● Do this
Your task is to transcribe the data in full.

****************************************

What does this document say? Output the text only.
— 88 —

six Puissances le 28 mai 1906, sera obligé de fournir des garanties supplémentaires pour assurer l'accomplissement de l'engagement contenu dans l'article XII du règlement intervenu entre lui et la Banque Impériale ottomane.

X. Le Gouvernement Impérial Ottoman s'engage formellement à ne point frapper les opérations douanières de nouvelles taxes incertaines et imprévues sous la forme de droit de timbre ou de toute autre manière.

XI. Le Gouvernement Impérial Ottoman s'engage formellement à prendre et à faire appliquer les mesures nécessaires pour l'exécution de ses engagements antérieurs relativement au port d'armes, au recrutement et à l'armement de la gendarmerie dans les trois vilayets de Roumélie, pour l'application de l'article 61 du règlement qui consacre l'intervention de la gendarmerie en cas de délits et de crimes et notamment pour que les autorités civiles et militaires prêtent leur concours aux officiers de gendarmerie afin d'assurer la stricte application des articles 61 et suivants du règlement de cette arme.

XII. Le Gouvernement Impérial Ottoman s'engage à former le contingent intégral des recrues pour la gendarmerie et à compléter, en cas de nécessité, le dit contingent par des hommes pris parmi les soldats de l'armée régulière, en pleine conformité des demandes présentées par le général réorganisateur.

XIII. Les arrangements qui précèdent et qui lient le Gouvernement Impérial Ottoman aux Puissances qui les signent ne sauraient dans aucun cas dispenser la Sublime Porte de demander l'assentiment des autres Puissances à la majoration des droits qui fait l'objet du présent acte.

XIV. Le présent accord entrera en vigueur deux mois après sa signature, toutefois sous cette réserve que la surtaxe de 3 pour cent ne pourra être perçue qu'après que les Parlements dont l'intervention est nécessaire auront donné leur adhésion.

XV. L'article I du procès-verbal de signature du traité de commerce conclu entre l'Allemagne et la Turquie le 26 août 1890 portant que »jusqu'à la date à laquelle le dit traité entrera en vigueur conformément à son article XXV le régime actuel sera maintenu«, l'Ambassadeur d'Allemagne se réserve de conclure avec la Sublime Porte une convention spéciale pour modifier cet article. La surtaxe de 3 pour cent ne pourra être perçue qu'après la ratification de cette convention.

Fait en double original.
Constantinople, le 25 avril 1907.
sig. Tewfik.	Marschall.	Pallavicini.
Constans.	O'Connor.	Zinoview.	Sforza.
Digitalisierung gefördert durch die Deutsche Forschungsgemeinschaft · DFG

****************************************

● Answer to the exercise
What does this document say? Output the text only.
— 88 —

six Puissances le 28 mai 1906, sera obligé de fournir des garanties supplémentaires pour assurer l'accomplissement de l'engagement contenu dans l'article XII du règlement intervenu entre lui et la Banque Impériale ottomane.

X. Le Gouvernement Impérial Ottoman s'engage formellement à ne point frapper les opérations douanières de nouvelles taxes incertaines et imprévues sous la forme de droit de timbre ou de toute autre manière.

XI. Le Gouvernement Impérial Ottoman s'engage formellement à prendre et à faire appliquer les mesures nécessaires pour l'exécution de ses engagements antérieurs relativement au port d'armes, au recrutement et à l'armement de la gendarmerie dans les trois vilayets de Roumélie, pour l'application de l'article 61 du règlement qui consacre l'intervention de la gendarmerie en cas de délits et de crimes et notamment pour que les autorités civiles et militaires prêtent leur concours aux officiers de gendarmerie afin d'assurer la stricte application des articles 61 et suivants du règlement de cette arme.

XII. Le Gouvernement Impérial Ottoman s'engage à former le contingent intégral des recrues pour la gendarmerie et à compléter, en cas de nécessité, le dit contingent par des hommes pris parmi les soldats de l'armée régulière, en pleine conformité des demandes présentées par le général réorganisateur.

XIII. Les arrangements qui précèdent et qui lient le Gouvernement Impérial Ottoman aux Puissances qui les signent ne sauraient dans aucun cas dispenser la Sublime Porte de demander l'assentiment des autres Puissances à la majoration des droits qui fait l'objet du présent acte.

XIV. Le présent accord entrera en vigueur deux mois après sa signature, toutefois sous cette réserve que la surtaxe de 3 pour cent ne pourra être perçue qu'après que les Parlements dont l'intervention est nécessaire auront donné leur adhésion.

XV. L'article I du procès-verbal de signature du traité de commerce conclu entre l'Allemagne et la Turquie le 26 août 1890 portant que »jusqu'à la date à laquelle le dit traité entrera en vigueur conformément à son article XXV le régime actuel sera maintenu«, l'Ambassadeur d'Allemagne se réserve de conclure avec la Sublime Porte une convention spéciale pour modifier cet article. La surtaxe de 3 pour cent ne pourra être perçue qu'après la ratification de cette convention.

Fait en double original.
Constantinople, le 25 avril 1907.
sig. Tewfik.	Marschall.	Pallavicini.
Constans.	O'Connor.	Zinoview.	Sforza.
Digitalisierung gefördert durch die Deutsche Forschungsgemeinschaft · DFG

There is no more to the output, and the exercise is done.